Dataset records:
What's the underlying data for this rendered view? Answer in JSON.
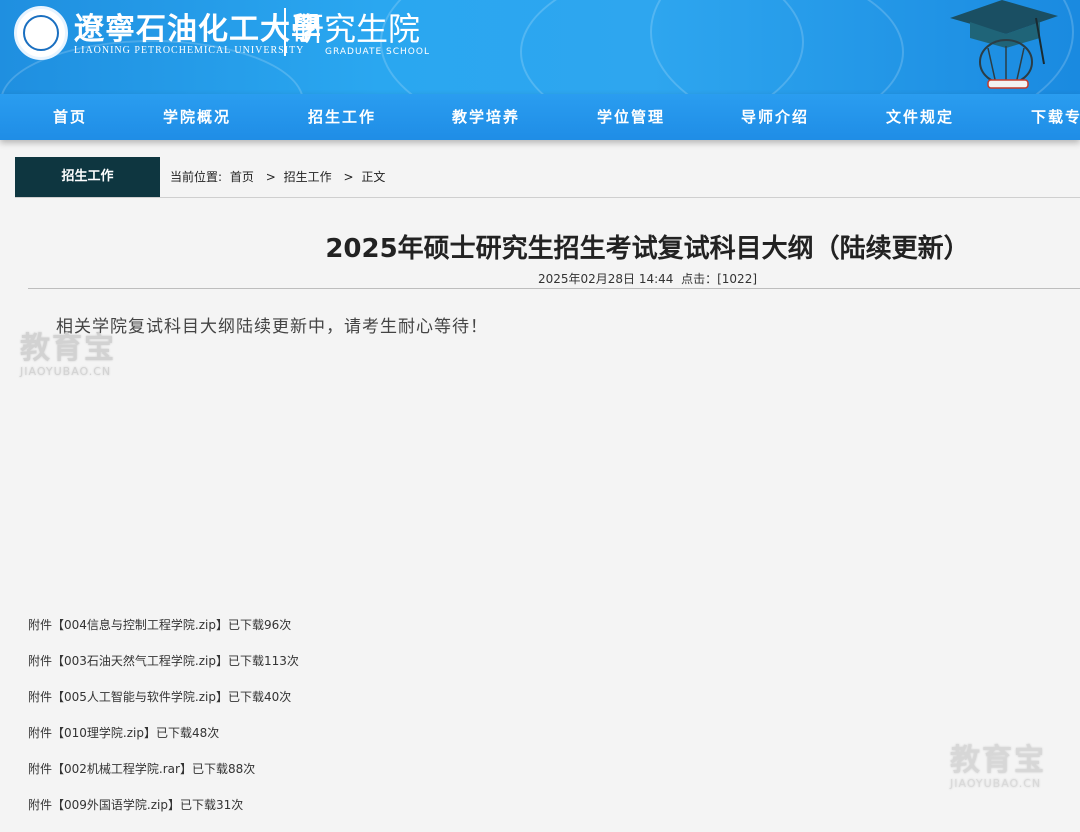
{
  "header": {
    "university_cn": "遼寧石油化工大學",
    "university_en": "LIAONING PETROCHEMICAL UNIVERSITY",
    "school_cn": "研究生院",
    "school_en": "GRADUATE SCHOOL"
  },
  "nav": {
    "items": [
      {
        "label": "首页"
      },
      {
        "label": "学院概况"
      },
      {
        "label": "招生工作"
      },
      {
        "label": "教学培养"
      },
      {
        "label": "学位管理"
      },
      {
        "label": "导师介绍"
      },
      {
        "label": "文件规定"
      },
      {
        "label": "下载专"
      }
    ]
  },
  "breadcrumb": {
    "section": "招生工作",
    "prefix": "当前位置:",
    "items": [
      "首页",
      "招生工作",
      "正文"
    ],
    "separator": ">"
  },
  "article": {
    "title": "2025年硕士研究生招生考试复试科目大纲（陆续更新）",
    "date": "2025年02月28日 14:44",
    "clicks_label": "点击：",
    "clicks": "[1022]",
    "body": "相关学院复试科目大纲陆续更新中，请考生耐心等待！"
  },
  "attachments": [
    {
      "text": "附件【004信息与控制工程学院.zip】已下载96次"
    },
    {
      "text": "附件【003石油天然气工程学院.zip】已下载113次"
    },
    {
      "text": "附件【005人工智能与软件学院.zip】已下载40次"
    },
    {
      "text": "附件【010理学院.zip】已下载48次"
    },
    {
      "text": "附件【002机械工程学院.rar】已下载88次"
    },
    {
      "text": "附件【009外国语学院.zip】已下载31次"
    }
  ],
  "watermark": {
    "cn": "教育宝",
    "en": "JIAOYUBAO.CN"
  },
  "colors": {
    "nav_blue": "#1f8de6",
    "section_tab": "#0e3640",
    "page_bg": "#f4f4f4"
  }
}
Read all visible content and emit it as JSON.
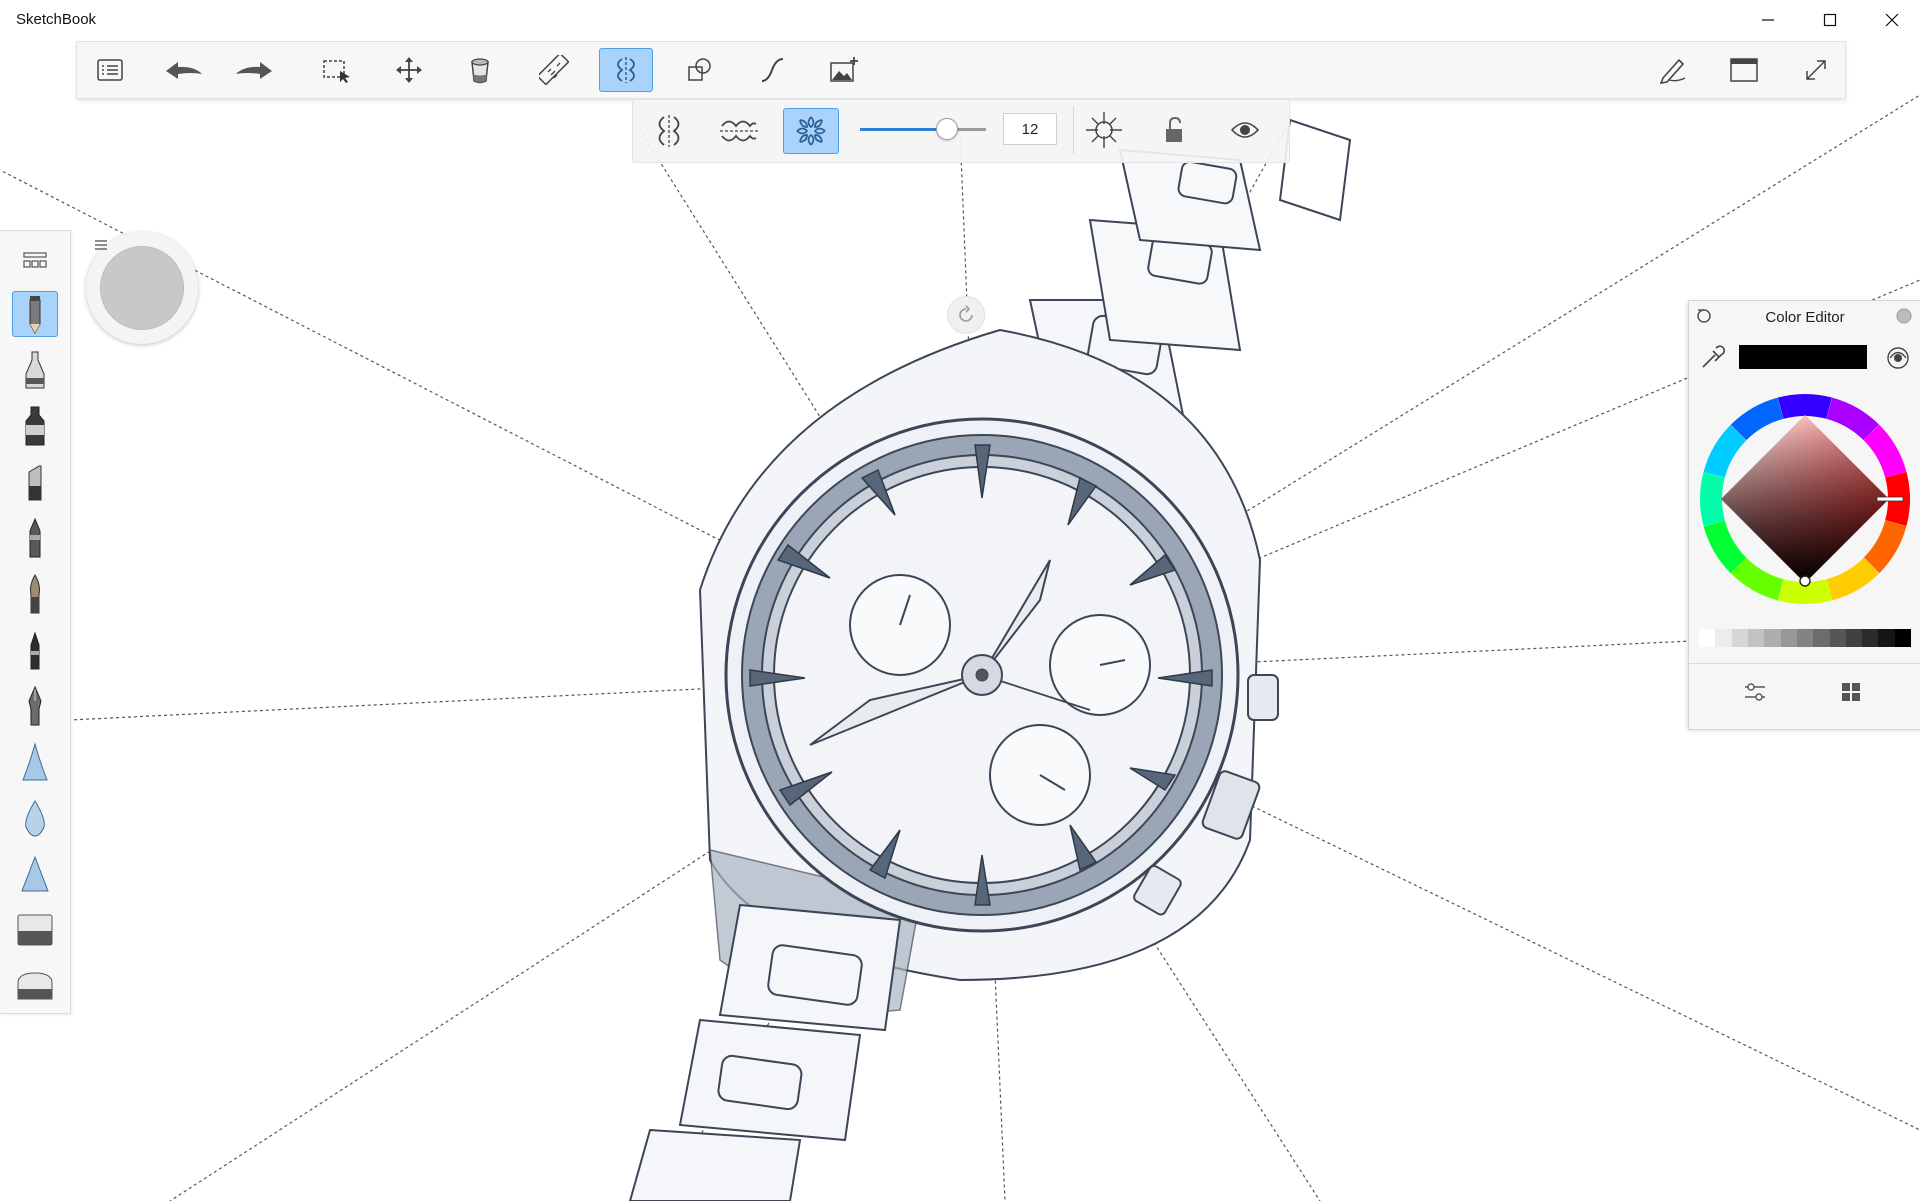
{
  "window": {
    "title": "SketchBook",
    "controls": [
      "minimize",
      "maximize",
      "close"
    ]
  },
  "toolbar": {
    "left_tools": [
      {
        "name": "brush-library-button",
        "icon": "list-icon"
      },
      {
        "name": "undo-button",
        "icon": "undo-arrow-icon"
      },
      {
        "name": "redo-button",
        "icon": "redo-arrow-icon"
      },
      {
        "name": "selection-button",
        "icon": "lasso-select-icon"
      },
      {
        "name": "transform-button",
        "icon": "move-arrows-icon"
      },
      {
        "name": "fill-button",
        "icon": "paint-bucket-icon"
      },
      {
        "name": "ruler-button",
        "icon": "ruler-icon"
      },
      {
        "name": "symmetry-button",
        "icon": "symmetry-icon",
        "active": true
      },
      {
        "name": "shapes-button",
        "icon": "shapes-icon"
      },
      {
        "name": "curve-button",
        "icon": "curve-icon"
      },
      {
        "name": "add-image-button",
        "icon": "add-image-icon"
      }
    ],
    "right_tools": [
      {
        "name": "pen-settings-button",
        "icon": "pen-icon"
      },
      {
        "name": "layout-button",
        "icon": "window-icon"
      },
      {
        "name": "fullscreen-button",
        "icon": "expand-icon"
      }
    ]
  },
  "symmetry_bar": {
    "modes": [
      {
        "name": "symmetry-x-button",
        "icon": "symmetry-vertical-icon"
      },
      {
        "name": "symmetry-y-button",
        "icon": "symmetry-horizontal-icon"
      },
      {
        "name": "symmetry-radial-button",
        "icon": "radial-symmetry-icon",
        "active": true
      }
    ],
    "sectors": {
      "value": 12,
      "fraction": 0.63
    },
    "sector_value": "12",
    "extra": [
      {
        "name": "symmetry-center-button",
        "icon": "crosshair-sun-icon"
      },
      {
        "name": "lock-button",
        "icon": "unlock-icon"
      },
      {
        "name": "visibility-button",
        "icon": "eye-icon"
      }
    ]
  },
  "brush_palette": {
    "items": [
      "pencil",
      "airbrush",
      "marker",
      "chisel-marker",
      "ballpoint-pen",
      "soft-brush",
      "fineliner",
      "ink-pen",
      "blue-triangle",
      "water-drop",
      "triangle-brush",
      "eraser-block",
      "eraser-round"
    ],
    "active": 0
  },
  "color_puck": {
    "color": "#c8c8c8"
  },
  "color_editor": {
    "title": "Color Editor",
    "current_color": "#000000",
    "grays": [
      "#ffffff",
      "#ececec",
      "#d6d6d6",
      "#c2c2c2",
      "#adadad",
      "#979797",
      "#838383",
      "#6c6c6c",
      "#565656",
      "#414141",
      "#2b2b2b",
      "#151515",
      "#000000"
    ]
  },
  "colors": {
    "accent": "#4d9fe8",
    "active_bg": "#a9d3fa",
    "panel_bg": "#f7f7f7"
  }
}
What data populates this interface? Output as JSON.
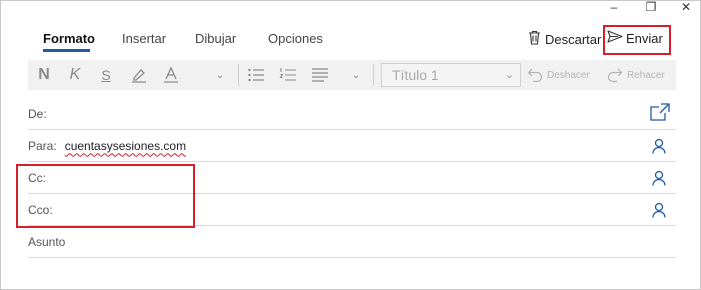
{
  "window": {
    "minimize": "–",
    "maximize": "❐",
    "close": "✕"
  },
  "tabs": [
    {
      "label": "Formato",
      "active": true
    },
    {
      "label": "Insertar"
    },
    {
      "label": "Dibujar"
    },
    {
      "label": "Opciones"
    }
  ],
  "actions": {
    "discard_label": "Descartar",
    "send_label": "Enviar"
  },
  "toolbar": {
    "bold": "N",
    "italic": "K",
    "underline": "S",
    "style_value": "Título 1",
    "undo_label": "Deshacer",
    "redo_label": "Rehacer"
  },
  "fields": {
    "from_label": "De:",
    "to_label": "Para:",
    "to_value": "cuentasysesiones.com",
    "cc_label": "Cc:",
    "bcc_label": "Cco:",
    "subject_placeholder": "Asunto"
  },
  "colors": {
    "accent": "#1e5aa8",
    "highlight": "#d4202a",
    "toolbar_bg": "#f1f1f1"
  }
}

**AIM OF THE TASK**: The records above must be printed exactly; the pictures stay out.

**ANSWER TO THIS PROBLEM**:
What's the underlying data for this rendered view? Answer in JSON.
{
  "header": {
    "university_cn": "遼寧石油化工大學",
    "university_en": "LIAONING PETROCHEMICAL UNIVERSITY",
    "school_cn": "研究生院",
    "school_en": "GRADUATE SCHOOL"
  },
  "nav": {
    "items": [
      {
        "label": "首页"
      },
      {
        "label": "学院概况"
      },
      {
        "label": "招生工作"
      },
      {
        "label": "教学培养"
      },
      {
        "label": "学位管理"
      },
      {
        "label": "导师介绍"
      },
      {
        "label": "文件规定"
      },
      {
        "label": "下载专"
      }
    ]
  },
  "breadcrumb": {
    "section": "招生工作",
    "prefix": "当前位置:",
    "items": [
      "首页",
      "招生工作",
      "正文"
    ],
    "separator": ">"
  },
  "article": {
    "title": "2025年硕士研究生招生考试复试科目大纲（陆续更新）",
    "date": "2025年02月28日 14:44",
    "clicks_label": "点击：",
    "clicks": "[1022]",
    "body": "相关学院复试科目大纲陆续更新中，请考生耐心等待！"
  },
  "attachments": [
    {
      "text": "附件【004信息与控制工程学院.zip】已下载96次"
    },
    {
      "text": "附件【003石油天然气工程学院.zip】已下载113次"
    },
    {
      "text": "附件【005人工智能与软件学院.zip】已下载40次"
    },
    {
      "text": "附件【010理学院.zip】已下载48次"
    },
    {
      "text": "附件【002机械工程学院.rar】已下载88次"
    },
    {
      "text": "附件【009外国语学院.zip】已下载31次"
    }
  ],
  "watermark": {
    "cn": "教育宝",
    "en": "JIAOYUBAO.CN"
  },
  "colors": {
    "nav_blue": "#1f8de6",
    "section_tab": "#0e3640",
    "page_bg": "#f4f4f4"
  }
}
Read all visible content and emit it as JSON.
{
  "window": {
    "title": "SketchBook",
    "controls": [
      "minimize",
      "maximize",
      "close"
    ]
  },
  "toolbar": {
    "left_tools": [
      {
        "name": "brush-library-button",
        "icon": "list-icon"
      },
      {
        "name": "undo-button",
        "icon": "undo-arrow-icon"
      },
      {
        "name": "redo-button",
        "icon": "redo-arrow-icon"
      },
      {
        "name": "selection-button",
        "icon": "lasso-select-icon"
      },
      {
        "name": "transform-button",
        "icon": "move-arrows-icon"
      },
      {
        "name": "fill-button",
        "icon": "paint-bucket-icon"
      },
      {
        "name": "ruler-button",
        "icon": "ruler-icon"
      },
      {
        "name": "symmetry-button",
        "icon": "symmetry-icon",
        "active": true
      },
      {
        "name": "shapes-button",
        "icon": "shapes-icon"
      },
      {
        "name": "curve-button",
        "icon": "curve-icon"
      },
      {
        "name": "add-image-button",
        "icon": "add-image-icon"
      }
    ],
    "right_tools": [
      {
        "name": "pen-settings-button",
        "icon": "pen-icon"
      },
      {
        "name": "layout-button",
        "icon": "window-icon"
      },
      {
        "name": "fullscreen-button",
        "icon": "expand-icon"
      }
    ]
  },
  "symmetry_bar": {
    "modes": [
      {
        "name": "symmetry-x-button",
        "icon": "symmetry-vertical-icon"
      },
      {
        "name": "symmetry-y-button",
        "icon": "symmetry-horizontal-icon"
      },
      {
        "name": "symmetry-radial-button",
        "icon": "radial-symmetry-icon",
        "active": true
      }
    ],
    "sectors": {
      "value": 12,
      "fraction": 0.63
    },
    "sector_value": "12",
    "extra": [
      {
        "name": "symmetry-center-button",
        "icon": "crosshair-sun-icon"
      },
      {
        "name": "lock-button",
        "icon": "unlock-icon"
      },
      {
        "name": "visibility-button",
        "icon": "eye-icon"
      }
    ]
  },
  "brush_palette": {
    "items": [
      "pencil",
      "airbrush",
      "marker",
      "chisel-marker",
      "ballpoint-pen",
      "soft-brush",
      "fineliner",
      "ink-pen",
      "blue-triangle",
      "water-drop",
      "triangle-brush",
      "eraser-block",
      "eraser-round"
    ],
    "active": 0
  },
  "color_puck": {
    "color": "#c8c8c8"
  },
  "color_editor": {
    "title": "Color Editor",
    "current_color": "#000000",
    "grays": [
      "#ffffff",
      "#ececec",
      "#d6d6d6",
      "#c2c2c2",
      "#adadad",
      "#979797",
      "#838383",
      "#6c6c6c",
      "#565656",
      "#414141",
      "#2b2b2b",
      "#151515",
      "#000000"
    ]
  },
  "colors": {
    "accent": "#4d9fe8",
    "active_bg": "#a9d3fa",
    "panel_bg": "#f7f7f7"
  }
}
What data populates this interface? Output as JSON.
{
  "window": {
    "minimize": "–",
    "maximize": "❐",
    "close": "✕"
  },
  "tabs": [
    {
      "label": "Formato",
      "active": true
    },
    {
      "label": "Insertar"
    },
    {
      "label": "Dibujar"
    },
    {
      "label": "Opciones"
    }
  ],
  "actions": {
    "discard_label": "Descartar",
    "send_label": "Enviar"
  },
  "toolbar": {
    "bold": "N",
    "italic": "K",
    "underline": "S",
    "style_value": "Título 1",
    "undo_label": "Deshacer",
    "redo_label": "Rehacer"
  },
  "fields": {
    "from_label": "De:",
    "to_label": "Para:",
    "to_value": "cuentasysesiones.com",
    "cc_label": "Cc:",
    "bcc_label": "Cco:",
    "subject_placeholder": "Asunto"
  },
  "colors": {
    "accent": "#1e5aa8",
    "highlight": "#d4202a",
    "toolbar_bg": "#f1f1f1"
  }
}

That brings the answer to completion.